[Problem details] Lift out all lines below that contain "false".

[Entries supplied]
________________________________________

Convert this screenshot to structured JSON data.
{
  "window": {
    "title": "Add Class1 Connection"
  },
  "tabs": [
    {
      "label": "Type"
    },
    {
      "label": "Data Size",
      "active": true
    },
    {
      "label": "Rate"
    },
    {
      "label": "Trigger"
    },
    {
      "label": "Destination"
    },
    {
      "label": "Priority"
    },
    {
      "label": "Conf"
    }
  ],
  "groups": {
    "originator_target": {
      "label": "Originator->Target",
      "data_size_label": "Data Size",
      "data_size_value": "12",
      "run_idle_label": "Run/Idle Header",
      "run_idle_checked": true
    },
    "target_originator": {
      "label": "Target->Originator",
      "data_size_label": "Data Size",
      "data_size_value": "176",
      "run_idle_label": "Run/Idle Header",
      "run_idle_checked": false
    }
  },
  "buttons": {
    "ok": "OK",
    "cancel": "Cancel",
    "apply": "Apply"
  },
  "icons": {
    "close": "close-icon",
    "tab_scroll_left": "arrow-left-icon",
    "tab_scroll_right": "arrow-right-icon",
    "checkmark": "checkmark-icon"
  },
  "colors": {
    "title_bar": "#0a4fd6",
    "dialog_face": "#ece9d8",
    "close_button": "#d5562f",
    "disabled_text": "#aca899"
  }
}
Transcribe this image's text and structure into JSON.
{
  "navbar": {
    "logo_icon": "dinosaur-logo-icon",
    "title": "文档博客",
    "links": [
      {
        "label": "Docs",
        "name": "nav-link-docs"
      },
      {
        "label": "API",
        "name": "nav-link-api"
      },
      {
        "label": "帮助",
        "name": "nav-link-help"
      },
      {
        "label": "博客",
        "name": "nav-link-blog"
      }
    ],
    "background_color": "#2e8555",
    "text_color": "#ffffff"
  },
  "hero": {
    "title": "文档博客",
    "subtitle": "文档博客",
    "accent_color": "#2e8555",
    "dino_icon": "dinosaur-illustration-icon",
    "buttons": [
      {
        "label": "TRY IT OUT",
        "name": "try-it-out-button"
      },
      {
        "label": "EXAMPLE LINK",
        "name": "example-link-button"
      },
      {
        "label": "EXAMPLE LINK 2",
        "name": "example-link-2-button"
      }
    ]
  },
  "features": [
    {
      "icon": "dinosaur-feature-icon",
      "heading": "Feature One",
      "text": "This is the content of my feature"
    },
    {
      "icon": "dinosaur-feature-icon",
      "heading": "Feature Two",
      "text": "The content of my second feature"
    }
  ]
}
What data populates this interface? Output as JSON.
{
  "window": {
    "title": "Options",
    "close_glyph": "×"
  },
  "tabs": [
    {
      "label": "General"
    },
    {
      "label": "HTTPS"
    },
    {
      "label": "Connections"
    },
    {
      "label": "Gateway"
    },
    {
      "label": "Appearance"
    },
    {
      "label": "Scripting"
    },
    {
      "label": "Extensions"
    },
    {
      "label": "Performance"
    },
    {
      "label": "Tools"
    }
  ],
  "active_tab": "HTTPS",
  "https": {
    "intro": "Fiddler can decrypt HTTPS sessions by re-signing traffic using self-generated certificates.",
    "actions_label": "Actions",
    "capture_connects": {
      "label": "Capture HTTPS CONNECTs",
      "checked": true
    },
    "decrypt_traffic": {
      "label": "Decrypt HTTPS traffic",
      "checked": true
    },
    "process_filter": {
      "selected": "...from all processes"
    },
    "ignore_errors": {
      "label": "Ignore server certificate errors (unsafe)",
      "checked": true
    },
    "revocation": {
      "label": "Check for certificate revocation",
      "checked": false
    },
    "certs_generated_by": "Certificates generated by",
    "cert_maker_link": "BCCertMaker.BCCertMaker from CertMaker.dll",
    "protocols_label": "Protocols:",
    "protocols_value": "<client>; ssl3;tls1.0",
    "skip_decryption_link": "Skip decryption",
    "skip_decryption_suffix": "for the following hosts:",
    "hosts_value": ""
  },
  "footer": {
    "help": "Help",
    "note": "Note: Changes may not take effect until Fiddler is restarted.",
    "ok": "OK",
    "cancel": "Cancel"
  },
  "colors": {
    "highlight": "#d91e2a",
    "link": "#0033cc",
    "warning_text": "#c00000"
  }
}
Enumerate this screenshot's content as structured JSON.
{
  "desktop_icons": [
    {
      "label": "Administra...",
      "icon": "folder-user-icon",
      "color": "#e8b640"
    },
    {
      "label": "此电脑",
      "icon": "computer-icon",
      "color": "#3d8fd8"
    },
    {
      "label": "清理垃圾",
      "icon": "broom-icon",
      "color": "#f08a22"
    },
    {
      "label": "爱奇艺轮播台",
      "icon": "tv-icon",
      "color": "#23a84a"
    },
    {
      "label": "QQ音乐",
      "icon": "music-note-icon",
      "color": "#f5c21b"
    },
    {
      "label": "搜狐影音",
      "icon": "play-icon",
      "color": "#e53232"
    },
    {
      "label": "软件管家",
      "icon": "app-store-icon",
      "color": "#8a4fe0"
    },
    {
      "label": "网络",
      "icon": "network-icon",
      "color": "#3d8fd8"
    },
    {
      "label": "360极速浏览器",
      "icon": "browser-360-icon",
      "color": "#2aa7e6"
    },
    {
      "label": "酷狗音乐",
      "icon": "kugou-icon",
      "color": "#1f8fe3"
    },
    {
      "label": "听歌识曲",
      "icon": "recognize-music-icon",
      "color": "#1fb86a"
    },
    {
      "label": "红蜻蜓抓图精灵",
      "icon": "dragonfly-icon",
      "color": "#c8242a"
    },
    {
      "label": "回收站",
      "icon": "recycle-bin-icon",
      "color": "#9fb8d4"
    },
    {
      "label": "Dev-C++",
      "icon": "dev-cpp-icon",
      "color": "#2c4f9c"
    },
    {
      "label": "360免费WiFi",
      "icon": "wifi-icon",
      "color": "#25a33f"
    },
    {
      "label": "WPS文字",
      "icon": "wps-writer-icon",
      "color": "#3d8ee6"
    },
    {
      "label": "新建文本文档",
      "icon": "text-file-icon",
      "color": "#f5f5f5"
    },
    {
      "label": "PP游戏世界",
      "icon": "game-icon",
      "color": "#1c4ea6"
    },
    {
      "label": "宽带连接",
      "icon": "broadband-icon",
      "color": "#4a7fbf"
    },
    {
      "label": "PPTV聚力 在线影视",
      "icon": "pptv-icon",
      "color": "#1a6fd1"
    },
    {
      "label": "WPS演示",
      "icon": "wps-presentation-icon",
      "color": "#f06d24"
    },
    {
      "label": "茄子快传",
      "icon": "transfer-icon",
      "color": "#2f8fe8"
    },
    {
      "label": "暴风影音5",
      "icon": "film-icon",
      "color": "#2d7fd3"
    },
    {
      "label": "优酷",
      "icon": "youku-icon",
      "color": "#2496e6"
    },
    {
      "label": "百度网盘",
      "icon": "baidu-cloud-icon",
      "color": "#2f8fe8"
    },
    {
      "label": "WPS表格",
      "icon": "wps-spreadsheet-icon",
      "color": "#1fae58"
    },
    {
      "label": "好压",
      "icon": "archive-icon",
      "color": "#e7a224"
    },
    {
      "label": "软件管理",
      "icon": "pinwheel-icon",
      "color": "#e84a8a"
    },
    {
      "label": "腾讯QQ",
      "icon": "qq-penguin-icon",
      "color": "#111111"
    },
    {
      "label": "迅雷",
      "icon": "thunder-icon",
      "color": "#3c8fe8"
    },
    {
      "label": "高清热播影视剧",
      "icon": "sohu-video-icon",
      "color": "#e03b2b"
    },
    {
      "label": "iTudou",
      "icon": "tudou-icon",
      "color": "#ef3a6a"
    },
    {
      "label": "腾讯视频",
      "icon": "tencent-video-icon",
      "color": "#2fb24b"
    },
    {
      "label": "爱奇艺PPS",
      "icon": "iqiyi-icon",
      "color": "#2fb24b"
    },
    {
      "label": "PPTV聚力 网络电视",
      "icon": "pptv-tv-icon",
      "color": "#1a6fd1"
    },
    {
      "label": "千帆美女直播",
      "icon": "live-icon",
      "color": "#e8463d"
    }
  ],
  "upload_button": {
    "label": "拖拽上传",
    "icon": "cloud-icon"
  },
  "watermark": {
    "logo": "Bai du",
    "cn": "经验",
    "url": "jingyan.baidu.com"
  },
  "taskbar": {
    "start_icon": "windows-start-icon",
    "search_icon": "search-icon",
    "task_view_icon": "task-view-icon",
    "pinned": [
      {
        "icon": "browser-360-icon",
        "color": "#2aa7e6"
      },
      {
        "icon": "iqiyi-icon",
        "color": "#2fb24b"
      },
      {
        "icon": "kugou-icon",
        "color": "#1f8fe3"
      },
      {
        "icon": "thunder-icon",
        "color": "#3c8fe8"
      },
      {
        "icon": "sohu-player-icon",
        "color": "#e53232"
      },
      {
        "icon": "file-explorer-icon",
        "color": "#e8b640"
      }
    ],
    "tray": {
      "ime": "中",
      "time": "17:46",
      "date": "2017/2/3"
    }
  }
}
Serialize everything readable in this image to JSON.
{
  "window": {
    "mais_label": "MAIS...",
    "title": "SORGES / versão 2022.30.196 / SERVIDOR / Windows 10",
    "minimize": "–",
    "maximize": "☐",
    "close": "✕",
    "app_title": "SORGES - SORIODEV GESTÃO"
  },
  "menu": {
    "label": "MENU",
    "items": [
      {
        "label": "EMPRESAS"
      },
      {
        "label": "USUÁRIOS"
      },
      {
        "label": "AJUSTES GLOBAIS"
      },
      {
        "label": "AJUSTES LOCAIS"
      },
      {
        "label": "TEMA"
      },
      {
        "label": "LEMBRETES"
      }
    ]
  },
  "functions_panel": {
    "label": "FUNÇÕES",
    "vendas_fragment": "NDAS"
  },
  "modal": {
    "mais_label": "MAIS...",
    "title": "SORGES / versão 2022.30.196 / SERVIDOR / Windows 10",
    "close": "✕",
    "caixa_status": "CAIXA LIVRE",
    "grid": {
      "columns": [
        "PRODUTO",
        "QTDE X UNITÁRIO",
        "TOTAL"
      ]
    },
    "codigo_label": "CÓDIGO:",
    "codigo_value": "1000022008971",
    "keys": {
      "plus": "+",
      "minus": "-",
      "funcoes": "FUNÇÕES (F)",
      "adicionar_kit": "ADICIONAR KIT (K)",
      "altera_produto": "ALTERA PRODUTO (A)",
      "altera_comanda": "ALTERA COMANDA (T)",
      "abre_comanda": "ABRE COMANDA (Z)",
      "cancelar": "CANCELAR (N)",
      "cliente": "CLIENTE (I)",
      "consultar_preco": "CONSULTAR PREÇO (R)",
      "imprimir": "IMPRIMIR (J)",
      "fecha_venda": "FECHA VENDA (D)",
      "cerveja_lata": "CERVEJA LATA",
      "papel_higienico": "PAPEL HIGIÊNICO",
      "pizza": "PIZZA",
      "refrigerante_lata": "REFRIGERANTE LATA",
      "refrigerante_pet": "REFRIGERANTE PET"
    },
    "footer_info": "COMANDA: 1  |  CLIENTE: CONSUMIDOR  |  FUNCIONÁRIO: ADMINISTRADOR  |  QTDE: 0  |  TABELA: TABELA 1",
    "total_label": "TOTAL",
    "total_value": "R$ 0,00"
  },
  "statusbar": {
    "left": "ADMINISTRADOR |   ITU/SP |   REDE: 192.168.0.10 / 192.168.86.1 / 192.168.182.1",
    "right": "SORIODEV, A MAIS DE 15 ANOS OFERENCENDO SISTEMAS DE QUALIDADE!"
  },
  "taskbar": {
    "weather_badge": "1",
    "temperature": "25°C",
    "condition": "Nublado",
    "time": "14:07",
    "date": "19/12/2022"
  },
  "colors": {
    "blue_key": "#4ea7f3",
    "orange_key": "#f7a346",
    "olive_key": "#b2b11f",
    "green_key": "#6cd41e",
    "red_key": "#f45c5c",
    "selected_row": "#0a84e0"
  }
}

________________________________________

[Full response]
      "run_idle_checked": false
      "checked": false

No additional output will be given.